[Begin]

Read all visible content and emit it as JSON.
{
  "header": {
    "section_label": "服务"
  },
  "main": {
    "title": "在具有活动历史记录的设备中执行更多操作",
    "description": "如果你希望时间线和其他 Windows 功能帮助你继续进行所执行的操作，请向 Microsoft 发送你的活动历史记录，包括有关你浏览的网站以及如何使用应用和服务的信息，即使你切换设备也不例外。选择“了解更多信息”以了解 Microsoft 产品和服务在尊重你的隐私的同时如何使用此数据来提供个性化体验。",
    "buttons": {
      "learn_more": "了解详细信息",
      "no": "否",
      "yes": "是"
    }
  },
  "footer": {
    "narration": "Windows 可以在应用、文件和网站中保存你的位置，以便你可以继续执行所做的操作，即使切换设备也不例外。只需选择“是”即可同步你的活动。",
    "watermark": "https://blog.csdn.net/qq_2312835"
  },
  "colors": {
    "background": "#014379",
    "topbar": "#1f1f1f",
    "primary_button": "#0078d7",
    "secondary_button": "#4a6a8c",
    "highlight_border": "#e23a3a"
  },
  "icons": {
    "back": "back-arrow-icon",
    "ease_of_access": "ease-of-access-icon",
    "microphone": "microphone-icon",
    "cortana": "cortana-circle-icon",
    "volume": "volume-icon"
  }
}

[End]

_Task details_:
Look through the lines above and collect those with the word "Windows".

_Written response_:
    "description": "如果你希望时间线和其他 Windows 功能帮助你继续进行所执行的操作，请向 Microsoft 发送你的活动历史记录，包括有关你浏览的网站以及如何使用应用和服务的信息，即使你切换设备也不例外。选择“了解更多信息”以了解 Microsoft 产品和服务在尊重你的隐私的同时如何使用此数据来提供个性化体验。",
    "narration": "Windows 可以在应用、文件和网站中保存你的位置，以便你可以继续执行所做的操作，即使切换设备也不例外。只需选择“是”即可同步你的活动。",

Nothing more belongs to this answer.